Stored data:
——
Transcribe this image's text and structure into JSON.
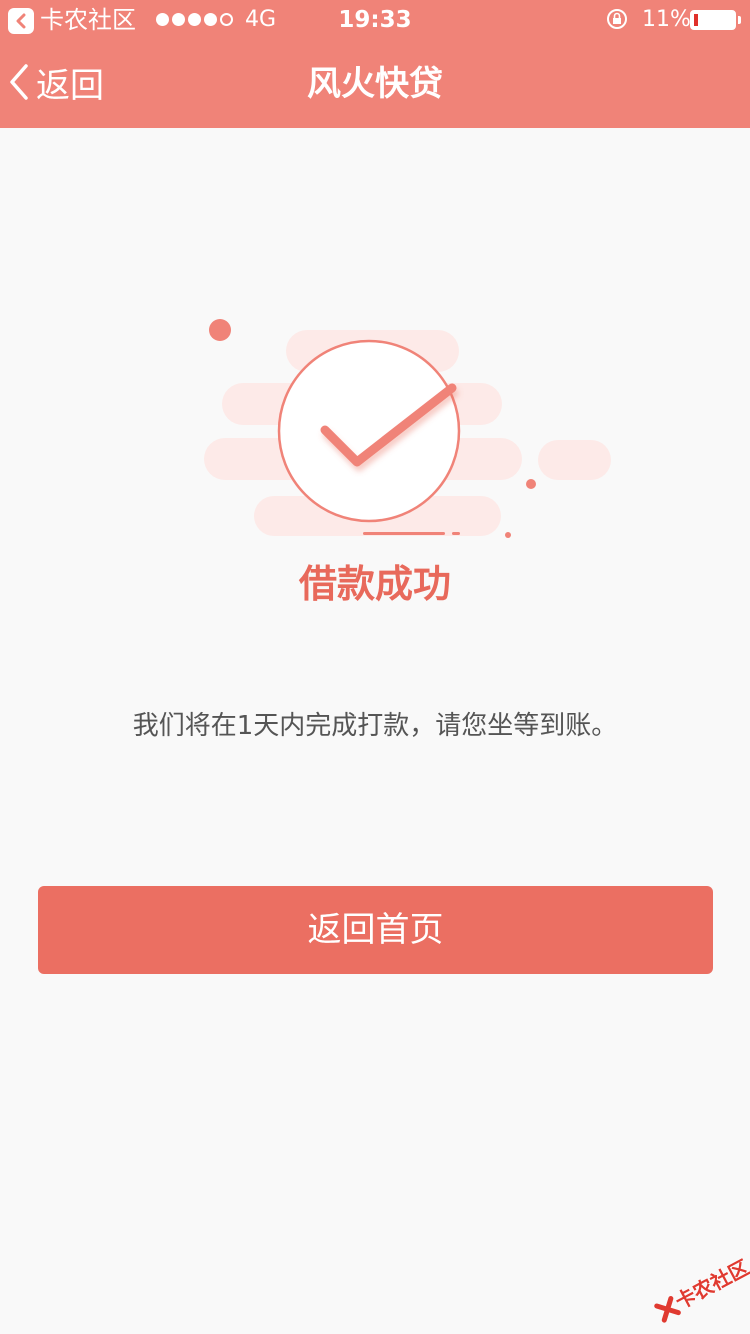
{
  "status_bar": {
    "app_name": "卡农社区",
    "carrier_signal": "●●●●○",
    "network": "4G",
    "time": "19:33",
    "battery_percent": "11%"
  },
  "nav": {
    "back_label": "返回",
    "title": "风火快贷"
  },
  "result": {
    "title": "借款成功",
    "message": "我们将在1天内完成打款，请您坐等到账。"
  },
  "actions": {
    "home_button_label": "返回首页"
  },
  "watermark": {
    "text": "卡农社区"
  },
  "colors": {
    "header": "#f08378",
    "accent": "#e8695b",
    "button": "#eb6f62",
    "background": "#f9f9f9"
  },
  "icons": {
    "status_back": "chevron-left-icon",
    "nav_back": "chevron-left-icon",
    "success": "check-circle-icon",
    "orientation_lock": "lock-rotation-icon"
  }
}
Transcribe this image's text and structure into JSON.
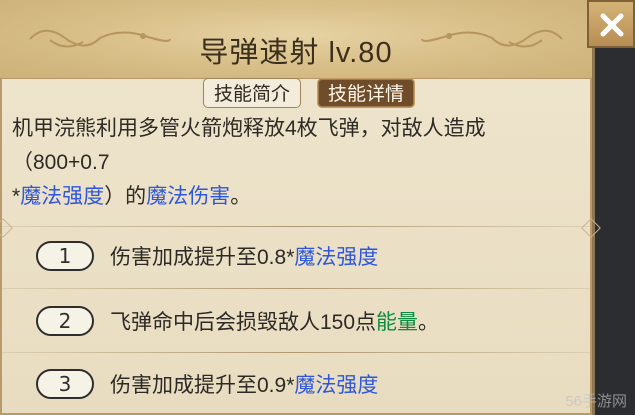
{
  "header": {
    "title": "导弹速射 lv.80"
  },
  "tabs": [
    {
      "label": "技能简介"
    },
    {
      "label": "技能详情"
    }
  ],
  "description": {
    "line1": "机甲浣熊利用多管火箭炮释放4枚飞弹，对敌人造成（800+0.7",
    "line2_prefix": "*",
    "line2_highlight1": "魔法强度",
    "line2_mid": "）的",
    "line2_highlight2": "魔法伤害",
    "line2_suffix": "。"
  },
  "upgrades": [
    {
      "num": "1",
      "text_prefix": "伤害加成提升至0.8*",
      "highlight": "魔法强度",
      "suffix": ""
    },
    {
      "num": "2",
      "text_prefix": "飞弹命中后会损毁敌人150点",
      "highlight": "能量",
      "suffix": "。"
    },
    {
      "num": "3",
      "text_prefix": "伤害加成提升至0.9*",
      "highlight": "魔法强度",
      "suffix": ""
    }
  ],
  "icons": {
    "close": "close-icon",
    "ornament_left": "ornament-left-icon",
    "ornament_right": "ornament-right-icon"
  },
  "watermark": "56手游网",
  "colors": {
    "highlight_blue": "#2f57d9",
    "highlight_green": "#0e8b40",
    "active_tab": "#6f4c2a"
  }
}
——
» DIRECTIONS:
Your job is to transcribe the entries above exactly; skip the pictures.

» TASK OUTPUT:
Transcribe this image's text and structure into JSON.
{
  "status_bar": {
    "app_name": "卡农社区",
    "carrier_signal": "●●●●○",
    "network": "4G",
    "time": "19:33",
    "battery_percent": "11%"
  },
  "nav": {
    "back_label": "返回",
    "title": "风火快贷"
  },
  "result": {
    "title": "借款成功",
    "message": "我们将在1天内完成打款，请您坐等到账。"
  },
  "actions": {
    "home_button_label": "返回首页"
  },
  "watermark": {
    "text": "卡农社区"
  },
  "colors": {
    "header": "#f08378",
    "accent": "#e8695b",
    "button": "#eb6f62",
    "background": "#f9f9f9"
  },
  "icons": {
    "status_back": "chevron-left-icon",
    "nav_back": "chevron-left-icon",
    "success": "check-circle-icon",
    "orientation_lock": "lock-rotation-icon"
  }
}
Transcribe this image's text and structure into JSON.
{
  "header": {
    "title": "导弹速射 lv.80"
  },
  "tabs": [
    {
      "label": "技能简介"
    },
    {
      "label": "技能详情"
    }
  ],
  "description": {
    "line1": "机甲浣熊利用多管火箭炮释放4枚飞弹，对敌人造成（800+0.7",
    "line2_prefix": "*",
    "line2_highlight1": "魔法强度",
    "line2_mid": "）的",
    "line2_highlight2": "魔法伤害",
    "line2_suffix": "。"
  },
  "upgrades": [
    {
      "num": "1",
      "text_prefix": "伤害加成提升至0.8*",
      "highlight": "魔法强度",
      "suffix": ""
    },
    {
      "num": "2",
      "text_prefix": "飞弹命中后会损毁敌人150点",
      "highlight": "能量",
      "suffix": "。"
    },
    {
      "num": "3",
      "text_prefix": "伤害加成提升至0.9*",
      "highlight": "魔法强度",
      "suffix": ""
    }
  ],
  "icons": {
    "close": "close-icon",
    "ornament_left": "ornament-left-icon",
    "ornament_right": "ornament-right-icon"
  },
  "watermark": "56手游网",
  "colors": {
    "highlight_blue": "#2f57d9",
    "highlight_green": "#0e8b40",
    "active_tab": "#6f4c2a"
  }
}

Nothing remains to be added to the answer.